Task statement: Keep only the lines of the listing that include the word "Tamilnadu", and copy them.

^^^^^^^^^^^^^^^^

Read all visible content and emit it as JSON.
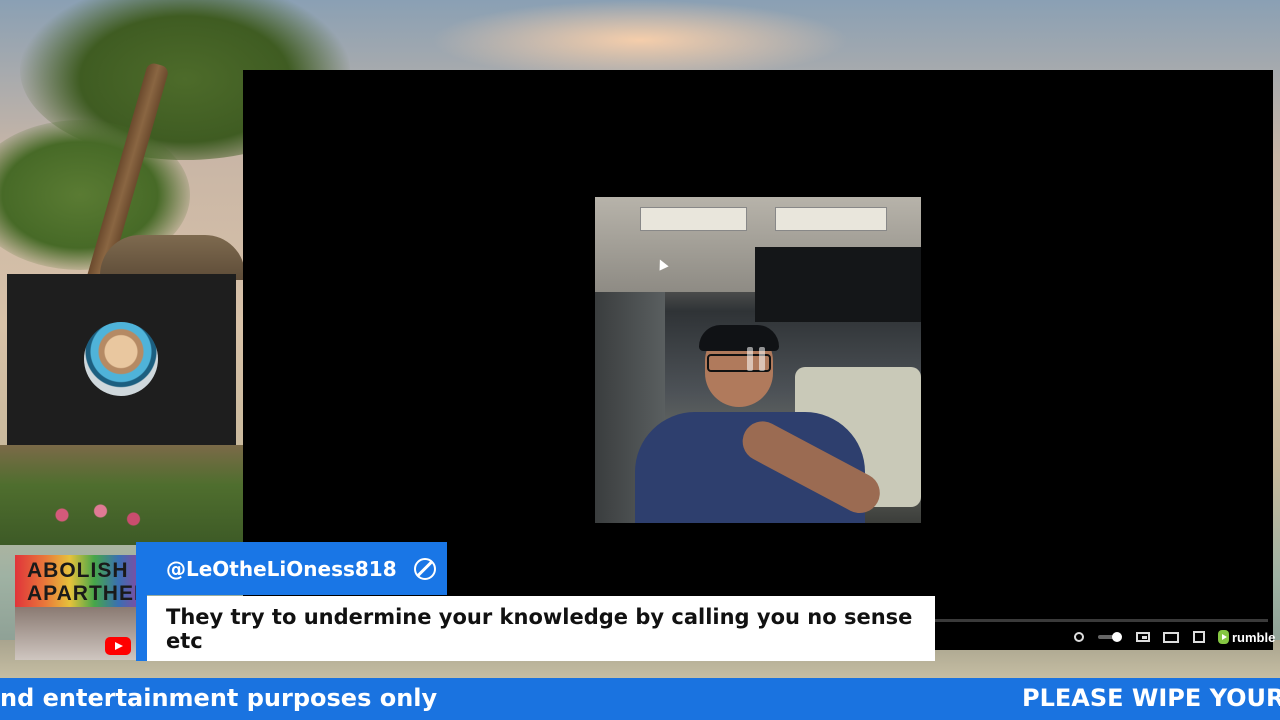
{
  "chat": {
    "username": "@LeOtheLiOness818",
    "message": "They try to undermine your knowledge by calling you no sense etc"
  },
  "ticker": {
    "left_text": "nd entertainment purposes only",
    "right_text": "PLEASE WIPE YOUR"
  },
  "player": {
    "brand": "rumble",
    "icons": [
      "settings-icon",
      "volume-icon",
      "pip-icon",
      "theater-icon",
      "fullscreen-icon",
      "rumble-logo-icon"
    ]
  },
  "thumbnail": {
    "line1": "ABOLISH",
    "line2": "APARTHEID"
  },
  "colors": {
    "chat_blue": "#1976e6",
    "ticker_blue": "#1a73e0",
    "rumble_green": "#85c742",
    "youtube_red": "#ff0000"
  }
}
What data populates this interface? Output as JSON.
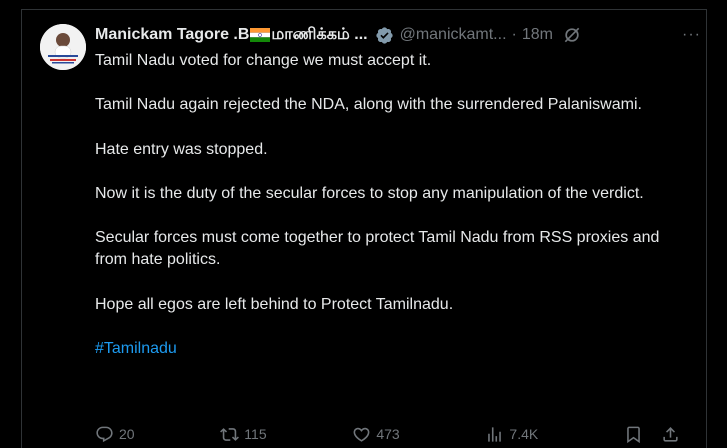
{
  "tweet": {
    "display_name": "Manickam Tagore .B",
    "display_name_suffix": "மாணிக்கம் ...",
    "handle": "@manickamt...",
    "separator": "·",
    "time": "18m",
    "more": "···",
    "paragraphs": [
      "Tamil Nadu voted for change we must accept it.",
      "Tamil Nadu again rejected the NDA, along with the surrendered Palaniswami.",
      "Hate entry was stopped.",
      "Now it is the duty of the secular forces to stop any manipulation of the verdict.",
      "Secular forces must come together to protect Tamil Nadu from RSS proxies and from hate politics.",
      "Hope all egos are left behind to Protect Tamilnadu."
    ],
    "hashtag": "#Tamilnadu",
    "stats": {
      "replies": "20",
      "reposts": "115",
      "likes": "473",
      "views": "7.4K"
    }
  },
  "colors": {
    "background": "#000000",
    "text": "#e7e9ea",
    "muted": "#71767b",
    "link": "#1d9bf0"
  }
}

^^^^^^^^^^^^^^^^

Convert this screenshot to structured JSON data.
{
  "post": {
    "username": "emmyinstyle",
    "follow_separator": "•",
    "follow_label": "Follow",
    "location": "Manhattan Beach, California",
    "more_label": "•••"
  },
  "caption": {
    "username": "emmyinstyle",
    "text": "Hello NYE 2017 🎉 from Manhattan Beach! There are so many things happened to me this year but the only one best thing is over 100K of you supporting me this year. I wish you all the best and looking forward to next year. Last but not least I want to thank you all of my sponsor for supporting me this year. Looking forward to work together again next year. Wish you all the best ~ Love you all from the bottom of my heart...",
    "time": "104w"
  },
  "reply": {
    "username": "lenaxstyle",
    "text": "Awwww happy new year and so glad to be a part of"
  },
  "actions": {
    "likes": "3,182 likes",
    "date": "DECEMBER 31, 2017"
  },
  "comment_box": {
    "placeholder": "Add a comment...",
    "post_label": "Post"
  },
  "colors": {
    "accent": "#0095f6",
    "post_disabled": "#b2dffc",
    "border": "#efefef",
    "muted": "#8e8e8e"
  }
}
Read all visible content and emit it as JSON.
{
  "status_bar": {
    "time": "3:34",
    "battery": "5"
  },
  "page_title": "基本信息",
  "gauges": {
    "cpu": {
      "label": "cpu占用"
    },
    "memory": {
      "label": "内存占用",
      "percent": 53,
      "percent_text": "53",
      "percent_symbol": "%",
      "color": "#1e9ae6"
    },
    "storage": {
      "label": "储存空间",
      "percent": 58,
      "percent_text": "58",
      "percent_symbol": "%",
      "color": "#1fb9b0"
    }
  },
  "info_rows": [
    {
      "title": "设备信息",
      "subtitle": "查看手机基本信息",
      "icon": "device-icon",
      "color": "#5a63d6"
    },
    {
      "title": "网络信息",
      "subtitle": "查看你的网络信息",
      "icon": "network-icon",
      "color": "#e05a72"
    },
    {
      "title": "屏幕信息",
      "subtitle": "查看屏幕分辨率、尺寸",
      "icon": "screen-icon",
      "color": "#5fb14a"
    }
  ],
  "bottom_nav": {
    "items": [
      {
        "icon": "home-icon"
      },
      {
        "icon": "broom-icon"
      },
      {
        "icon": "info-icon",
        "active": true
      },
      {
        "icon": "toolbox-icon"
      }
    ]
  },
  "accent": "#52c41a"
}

^^^^^^^^^^^^^^^^

Solution to this task:
      "Hope all egos are left behind to Protect Tamilnadu."
    "hashtag": "#Tamilnadu",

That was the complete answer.